▶ _Objective_
For every line in the data below that contains "JSON", copy the line.

-- START --

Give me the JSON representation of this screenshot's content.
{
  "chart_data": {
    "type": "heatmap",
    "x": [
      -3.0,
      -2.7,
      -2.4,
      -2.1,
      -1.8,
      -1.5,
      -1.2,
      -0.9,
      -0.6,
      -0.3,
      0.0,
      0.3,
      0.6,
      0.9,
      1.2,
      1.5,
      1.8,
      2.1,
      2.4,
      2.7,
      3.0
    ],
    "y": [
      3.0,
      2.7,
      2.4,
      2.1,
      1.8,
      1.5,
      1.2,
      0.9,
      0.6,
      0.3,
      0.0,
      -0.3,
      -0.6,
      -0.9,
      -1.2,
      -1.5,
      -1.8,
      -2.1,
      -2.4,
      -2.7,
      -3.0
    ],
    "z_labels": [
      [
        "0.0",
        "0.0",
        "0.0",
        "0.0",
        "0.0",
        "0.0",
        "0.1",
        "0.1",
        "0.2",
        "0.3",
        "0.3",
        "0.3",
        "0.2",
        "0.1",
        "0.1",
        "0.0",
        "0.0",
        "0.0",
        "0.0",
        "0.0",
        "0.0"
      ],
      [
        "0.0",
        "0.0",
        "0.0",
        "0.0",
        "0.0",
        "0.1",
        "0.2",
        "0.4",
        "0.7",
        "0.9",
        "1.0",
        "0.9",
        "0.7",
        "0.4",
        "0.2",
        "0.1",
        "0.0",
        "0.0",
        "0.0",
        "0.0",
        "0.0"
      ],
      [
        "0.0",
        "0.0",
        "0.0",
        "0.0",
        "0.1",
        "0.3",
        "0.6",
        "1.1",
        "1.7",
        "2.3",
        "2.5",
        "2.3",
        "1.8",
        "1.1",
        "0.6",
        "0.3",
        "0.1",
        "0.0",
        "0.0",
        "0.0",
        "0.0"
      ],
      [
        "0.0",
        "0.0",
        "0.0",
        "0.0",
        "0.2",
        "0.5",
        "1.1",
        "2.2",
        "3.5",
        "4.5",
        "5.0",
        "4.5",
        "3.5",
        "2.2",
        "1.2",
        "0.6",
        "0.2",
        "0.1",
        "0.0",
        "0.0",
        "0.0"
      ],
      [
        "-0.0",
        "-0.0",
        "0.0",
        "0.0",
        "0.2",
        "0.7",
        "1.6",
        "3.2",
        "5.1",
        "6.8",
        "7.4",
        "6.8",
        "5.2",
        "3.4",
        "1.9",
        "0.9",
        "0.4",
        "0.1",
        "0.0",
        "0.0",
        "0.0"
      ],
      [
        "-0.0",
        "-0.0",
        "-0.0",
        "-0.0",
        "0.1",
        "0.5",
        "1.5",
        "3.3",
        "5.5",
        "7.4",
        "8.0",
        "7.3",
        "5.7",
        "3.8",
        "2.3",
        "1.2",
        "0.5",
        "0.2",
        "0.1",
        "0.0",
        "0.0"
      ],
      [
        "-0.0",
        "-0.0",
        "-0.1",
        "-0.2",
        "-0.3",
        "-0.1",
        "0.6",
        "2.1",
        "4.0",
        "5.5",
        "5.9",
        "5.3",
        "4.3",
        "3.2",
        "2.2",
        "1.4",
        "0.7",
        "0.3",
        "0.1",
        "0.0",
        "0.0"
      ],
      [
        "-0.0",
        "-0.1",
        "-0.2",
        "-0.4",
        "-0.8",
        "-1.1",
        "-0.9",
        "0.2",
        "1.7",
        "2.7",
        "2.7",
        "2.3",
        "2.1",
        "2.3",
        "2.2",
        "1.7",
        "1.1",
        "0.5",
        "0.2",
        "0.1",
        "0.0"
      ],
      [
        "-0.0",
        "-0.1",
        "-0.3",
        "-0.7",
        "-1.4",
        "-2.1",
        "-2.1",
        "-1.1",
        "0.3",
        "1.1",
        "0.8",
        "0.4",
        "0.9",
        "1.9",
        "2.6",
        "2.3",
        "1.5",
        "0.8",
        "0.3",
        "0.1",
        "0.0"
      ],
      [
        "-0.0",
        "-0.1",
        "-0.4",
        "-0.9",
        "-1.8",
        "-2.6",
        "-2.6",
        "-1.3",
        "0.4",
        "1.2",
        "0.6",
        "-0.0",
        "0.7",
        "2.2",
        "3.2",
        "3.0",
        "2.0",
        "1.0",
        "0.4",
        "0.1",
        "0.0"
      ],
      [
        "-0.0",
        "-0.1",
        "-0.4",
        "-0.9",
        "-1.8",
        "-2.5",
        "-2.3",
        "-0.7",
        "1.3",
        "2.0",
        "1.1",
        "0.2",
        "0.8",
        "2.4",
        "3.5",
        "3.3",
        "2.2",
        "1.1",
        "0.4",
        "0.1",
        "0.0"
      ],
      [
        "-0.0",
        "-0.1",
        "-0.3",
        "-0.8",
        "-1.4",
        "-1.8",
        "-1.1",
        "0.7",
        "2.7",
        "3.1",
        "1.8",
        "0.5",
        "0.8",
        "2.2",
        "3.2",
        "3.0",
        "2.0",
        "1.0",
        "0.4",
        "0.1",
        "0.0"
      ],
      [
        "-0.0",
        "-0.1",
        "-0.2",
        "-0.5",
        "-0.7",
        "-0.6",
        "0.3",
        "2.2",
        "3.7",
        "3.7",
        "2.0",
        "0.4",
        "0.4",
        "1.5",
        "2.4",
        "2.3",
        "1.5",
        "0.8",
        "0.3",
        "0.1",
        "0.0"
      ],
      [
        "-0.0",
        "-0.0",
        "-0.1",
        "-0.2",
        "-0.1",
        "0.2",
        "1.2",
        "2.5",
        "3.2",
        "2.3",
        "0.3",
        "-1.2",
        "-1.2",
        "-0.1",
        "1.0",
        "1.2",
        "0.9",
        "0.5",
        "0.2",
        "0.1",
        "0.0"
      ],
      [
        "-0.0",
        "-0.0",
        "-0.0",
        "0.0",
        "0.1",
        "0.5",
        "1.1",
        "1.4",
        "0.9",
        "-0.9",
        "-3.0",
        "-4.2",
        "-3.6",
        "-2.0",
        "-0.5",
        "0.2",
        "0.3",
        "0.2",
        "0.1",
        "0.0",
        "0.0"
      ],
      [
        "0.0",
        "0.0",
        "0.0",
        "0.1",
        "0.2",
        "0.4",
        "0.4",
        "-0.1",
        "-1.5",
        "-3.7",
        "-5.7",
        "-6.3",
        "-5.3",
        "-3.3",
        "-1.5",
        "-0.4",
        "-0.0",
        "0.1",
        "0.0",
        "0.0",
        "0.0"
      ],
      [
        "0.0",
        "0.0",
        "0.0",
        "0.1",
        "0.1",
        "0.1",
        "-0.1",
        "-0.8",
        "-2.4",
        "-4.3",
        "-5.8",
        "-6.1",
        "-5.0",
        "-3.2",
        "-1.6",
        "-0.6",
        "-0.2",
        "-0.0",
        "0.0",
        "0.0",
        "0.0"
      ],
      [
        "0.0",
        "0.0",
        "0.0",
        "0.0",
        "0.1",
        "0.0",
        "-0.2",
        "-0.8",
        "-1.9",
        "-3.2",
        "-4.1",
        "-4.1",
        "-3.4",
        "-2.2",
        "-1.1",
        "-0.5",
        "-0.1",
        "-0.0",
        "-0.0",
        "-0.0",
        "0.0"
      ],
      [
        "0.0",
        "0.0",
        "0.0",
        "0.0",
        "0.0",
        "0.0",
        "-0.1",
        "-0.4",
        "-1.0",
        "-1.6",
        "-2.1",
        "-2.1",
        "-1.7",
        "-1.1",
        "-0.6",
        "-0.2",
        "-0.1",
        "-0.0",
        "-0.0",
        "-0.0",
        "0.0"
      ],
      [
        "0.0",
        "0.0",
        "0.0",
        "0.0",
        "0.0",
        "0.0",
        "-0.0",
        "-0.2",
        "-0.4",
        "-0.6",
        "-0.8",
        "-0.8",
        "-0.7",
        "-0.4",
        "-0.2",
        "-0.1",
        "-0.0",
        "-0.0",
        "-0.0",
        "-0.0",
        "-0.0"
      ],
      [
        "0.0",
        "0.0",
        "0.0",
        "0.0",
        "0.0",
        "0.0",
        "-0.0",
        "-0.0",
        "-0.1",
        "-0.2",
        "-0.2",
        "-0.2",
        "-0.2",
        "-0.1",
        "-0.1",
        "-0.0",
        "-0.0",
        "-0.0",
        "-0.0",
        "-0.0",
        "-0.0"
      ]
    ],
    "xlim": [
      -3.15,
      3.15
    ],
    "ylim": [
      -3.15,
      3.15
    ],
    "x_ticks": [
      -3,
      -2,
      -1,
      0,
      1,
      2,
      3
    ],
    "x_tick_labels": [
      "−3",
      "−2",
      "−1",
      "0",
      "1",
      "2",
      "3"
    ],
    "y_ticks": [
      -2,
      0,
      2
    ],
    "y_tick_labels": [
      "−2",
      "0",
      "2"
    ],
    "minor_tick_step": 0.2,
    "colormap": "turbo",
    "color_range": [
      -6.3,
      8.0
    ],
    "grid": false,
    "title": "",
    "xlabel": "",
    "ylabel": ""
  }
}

-- END --
-- START --

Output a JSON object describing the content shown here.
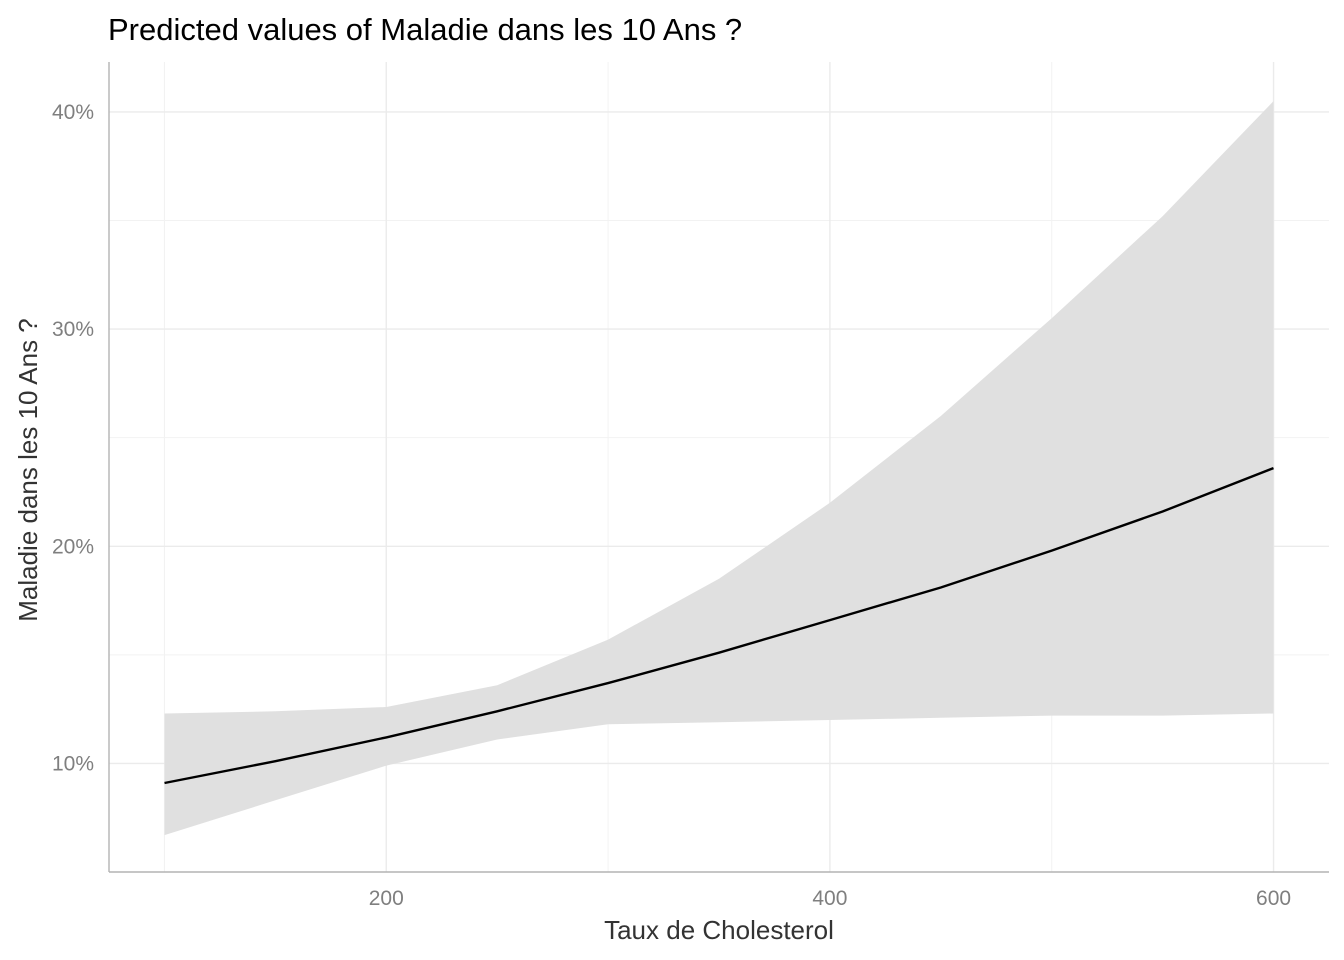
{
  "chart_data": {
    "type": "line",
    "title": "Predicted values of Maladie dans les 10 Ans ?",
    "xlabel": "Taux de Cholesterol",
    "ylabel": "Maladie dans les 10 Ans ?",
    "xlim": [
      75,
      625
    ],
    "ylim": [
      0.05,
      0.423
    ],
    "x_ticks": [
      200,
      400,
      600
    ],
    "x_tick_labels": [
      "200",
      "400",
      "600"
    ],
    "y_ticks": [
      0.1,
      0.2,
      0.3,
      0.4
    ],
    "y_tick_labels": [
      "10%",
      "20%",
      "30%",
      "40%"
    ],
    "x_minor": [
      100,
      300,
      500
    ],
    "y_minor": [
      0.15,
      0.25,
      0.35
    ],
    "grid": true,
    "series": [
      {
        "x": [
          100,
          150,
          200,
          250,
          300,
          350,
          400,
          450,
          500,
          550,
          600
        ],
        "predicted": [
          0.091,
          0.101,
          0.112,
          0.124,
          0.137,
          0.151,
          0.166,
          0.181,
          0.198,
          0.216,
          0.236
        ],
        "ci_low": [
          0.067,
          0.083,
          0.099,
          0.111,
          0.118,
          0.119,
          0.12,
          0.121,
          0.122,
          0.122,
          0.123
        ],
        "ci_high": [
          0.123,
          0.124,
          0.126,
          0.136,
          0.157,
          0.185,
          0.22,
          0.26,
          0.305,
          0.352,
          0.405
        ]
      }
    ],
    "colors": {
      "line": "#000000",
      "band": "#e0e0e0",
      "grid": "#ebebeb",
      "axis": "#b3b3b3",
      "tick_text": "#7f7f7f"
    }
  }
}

-- END --
-- START --

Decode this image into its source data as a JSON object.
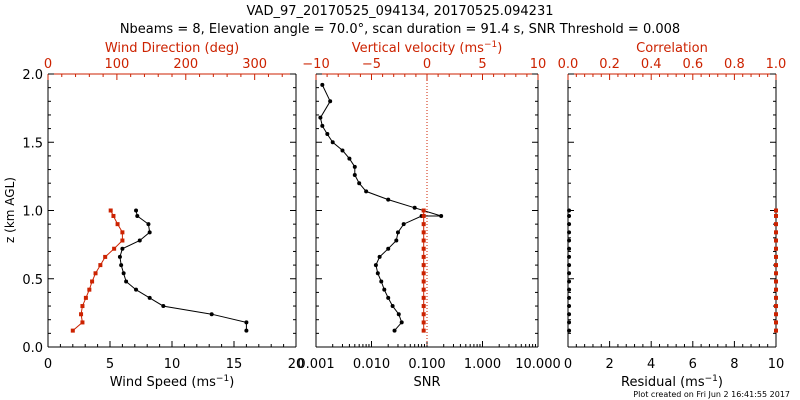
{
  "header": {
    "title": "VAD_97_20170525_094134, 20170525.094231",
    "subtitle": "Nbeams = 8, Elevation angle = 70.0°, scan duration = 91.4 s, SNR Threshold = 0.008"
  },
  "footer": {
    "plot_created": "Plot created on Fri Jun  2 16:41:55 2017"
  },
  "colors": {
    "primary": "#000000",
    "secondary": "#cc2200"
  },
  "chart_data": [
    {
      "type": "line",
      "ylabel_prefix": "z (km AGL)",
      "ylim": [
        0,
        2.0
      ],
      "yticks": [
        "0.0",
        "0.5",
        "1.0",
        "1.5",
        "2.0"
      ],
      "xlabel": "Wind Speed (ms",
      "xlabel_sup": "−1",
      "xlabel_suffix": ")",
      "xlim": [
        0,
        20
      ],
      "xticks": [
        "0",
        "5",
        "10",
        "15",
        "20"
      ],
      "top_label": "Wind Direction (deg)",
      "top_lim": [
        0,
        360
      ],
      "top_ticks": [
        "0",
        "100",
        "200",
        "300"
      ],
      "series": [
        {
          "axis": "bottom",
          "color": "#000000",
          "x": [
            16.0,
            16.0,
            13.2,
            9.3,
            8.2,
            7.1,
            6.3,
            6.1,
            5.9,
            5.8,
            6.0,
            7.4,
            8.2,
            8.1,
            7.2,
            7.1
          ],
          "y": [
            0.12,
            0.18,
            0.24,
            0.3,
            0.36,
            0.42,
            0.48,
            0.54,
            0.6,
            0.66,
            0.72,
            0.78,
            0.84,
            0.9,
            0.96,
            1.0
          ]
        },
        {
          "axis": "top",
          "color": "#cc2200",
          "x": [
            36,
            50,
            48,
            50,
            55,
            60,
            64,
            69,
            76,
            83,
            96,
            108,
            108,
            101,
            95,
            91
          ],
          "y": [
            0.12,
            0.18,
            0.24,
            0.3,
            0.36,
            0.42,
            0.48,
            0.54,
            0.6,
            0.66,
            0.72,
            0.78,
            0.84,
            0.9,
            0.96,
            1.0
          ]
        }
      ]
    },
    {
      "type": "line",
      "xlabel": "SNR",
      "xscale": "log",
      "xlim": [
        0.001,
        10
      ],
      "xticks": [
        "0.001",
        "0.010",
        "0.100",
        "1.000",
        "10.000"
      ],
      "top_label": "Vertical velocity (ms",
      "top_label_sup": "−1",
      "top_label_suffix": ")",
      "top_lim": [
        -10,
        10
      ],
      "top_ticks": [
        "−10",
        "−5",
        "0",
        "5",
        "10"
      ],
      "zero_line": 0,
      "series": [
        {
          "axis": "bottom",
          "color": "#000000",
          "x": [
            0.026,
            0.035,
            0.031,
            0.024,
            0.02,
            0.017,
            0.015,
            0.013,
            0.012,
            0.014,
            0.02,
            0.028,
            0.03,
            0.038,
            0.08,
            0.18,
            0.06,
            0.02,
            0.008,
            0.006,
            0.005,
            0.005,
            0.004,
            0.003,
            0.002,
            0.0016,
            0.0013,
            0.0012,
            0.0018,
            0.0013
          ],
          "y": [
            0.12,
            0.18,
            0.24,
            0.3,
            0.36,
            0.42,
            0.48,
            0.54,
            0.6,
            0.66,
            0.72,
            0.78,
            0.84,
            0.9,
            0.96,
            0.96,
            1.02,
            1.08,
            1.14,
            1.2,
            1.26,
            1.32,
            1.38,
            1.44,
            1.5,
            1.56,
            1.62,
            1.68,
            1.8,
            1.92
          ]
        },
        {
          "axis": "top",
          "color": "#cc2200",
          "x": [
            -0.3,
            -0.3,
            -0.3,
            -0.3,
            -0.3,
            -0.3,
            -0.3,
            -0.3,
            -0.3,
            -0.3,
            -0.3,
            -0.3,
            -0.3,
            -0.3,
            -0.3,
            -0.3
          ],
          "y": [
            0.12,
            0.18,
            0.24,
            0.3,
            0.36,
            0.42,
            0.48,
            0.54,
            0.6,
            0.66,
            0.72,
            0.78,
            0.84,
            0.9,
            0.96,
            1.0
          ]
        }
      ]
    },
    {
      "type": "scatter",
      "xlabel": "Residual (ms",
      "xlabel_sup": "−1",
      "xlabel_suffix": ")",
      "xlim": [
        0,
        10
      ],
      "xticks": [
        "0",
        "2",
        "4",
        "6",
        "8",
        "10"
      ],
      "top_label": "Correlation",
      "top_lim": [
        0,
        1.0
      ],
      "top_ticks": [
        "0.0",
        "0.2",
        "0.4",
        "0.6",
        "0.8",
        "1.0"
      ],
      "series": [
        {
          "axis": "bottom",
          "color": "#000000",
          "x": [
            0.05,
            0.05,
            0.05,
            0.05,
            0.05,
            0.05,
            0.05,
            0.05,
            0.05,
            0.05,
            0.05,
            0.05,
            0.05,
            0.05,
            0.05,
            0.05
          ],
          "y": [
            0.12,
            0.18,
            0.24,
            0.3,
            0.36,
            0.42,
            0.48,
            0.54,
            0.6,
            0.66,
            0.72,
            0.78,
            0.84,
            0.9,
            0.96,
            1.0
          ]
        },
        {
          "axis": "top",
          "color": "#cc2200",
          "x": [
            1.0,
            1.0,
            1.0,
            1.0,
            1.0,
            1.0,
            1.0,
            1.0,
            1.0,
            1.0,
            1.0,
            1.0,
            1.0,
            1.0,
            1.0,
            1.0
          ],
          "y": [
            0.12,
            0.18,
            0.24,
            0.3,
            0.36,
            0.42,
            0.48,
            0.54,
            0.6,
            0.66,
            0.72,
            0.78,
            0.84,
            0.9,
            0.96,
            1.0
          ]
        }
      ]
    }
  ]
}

-- END --

▶ _Result of the exercise_
Give me the JSON representation of this screenshot's content.
Output a JSON object describing the content shown here.
Decode this image into its source data as a JSON object.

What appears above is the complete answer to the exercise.